Look for the word "JSON" in each line and report the count of matching lines, with nothing added.
## Start
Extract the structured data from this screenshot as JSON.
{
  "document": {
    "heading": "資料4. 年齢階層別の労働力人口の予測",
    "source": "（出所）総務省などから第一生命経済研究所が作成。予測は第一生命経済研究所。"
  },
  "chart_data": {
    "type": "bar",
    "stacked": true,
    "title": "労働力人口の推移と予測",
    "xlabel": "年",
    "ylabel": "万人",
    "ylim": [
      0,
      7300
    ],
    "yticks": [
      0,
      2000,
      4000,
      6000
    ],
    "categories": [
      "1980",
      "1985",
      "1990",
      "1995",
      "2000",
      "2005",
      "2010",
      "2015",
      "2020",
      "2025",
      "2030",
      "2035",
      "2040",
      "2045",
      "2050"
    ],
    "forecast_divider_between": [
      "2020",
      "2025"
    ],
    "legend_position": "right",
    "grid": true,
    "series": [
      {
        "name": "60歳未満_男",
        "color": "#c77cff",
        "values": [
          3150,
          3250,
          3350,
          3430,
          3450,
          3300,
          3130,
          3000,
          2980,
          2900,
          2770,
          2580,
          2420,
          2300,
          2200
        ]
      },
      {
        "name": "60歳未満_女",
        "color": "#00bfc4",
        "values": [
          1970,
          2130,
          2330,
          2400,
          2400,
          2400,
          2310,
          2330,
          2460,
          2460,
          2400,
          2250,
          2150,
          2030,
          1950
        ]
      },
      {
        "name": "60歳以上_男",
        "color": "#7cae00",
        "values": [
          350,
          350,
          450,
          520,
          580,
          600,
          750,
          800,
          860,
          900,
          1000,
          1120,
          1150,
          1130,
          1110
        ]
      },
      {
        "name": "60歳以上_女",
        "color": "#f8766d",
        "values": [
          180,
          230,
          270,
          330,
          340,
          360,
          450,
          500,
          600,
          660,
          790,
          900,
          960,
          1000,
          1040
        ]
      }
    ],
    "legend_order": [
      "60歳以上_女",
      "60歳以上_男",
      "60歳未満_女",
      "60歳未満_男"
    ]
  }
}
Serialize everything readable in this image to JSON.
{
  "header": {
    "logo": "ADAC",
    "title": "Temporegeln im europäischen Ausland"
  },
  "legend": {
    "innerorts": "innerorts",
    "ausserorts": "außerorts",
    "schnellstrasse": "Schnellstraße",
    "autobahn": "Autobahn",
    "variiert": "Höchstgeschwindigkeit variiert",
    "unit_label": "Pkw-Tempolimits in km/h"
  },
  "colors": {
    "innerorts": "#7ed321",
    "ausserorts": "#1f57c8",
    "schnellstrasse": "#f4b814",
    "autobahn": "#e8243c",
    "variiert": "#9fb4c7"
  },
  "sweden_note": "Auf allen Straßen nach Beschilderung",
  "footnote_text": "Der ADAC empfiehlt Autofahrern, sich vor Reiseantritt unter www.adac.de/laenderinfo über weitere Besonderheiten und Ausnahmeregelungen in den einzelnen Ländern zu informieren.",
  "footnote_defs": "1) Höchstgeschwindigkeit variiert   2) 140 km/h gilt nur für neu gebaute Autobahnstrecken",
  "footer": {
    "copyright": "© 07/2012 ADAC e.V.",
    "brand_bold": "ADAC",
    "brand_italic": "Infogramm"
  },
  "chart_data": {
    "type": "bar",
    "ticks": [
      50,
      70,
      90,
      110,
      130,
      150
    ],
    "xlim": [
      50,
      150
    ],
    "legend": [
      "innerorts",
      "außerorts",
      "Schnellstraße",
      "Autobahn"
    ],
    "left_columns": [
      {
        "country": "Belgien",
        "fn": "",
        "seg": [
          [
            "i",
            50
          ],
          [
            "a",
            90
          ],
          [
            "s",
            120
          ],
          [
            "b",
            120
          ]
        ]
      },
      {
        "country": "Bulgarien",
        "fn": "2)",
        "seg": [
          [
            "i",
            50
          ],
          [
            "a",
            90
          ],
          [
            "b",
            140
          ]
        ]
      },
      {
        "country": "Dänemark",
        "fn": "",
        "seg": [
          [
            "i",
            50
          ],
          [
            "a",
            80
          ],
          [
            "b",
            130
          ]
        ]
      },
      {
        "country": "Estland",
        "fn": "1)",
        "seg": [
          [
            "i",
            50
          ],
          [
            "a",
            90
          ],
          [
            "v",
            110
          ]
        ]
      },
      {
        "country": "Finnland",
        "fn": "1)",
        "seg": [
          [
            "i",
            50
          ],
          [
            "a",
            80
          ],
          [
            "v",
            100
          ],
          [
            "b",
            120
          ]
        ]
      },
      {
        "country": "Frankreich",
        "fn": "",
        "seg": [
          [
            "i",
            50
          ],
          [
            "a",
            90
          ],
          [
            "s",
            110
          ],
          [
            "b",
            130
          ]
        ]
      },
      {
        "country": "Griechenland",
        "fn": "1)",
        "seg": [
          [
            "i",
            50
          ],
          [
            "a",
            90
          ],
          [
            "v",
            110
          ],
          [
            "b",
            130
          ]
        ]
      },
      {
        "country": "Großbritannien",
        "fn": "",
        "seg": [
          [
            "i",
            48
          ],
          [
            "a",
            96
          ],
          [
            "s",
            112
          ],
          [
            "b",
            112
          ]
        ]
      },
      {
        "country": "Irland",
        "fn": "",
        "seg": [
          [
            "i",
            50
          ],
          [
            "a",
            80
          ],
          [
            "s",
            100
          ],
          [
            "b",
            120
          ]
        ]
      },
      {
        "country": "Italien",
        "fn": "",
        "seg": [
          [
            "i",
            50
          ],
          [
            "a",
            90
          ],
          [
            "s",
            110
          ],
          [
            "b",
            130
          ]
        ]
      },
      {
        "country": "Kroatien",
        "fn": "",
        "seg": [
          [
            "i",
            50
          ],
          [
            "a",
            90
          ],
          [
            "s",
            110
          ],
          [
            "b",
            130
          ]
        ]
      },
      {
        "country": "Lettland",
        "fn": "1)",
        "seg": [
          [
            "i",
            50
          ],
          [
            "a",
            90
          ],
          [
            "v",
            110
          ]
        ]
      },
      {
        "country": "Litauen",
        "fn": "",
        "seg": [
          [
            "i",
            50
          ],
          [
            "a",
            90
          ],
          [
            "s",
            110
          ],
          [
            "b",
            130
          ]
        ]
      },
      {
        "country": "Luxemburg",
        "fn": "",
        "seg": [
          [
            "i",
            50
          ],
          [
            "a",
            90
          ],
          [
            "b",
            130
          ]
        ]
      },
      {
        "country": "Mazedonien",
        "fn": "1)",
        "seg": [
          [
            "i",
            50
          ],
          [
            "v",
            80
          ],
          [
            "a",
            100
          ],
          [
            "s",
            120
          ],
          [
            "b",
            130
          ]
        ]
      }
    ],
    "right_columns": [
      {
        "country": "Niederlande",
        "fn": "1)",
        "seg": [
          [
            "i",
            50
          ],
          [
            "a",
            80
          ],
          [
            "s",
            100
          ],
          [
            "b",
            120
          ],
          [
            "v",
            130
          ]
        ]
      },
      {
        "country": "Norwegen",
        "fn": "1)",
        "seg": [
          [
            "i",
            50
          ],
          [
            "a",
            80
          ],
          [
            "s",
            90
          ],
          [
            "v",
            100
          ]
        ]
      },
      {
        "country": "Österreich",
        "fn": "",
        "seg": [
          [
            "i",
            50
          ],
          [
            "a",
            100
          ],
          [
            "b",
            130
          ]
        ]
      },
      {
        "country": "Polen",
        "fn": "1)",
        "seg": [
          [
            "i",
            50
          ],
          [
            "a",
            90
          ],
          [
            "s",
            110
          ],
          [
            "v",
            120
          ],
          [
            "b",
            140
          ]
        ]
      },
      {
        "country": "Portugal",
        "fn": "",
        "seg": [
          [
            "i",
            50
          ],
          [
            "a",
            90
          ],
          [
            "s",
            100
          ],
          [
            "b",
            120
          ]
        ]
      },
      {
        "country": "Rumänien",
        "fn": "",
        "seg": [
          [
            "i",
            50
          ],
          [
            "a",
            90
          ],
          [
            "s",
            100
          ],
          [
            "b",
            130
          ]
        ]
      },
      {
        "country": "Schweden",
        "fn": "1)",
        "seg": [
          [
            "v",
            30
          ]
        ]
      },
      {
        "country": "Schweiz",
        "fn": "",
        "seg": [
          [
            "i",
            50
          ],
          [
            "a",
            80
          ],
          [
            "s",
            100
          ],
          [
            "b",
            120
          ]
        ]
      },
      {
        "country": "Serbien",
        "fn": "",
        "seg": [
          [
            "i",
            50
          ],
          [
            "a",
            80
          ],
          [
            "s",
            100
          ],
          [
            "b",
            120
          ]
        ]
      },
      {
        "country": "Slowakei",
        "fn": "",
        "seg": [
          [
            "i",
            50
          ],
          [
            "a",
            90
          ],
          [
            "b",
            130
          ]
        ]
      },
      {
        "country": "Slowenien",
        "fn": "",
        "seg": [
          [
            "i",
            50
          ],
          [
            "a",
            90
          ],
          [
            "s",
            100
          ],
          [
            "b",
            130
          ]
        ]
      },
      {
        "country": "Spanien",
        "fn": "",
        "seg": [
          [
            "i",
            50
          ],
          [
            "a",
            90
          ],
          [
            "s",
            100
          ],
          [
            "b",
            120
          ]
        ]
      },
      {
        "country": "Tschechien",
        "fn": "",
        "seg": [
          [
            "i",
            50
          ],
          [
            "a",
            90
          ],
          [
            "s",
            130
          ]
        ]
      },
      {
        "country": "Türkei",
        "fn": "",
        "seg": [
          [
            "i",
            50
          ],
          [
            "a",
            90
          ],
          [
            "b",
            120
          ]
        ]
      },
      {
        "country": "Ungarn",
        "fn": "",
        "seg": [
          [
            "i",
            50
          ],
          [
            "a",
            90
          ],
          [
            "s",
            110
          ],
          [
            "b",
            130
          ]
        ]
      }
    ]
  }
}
## End
**EXERCISE RESPONSE**: 2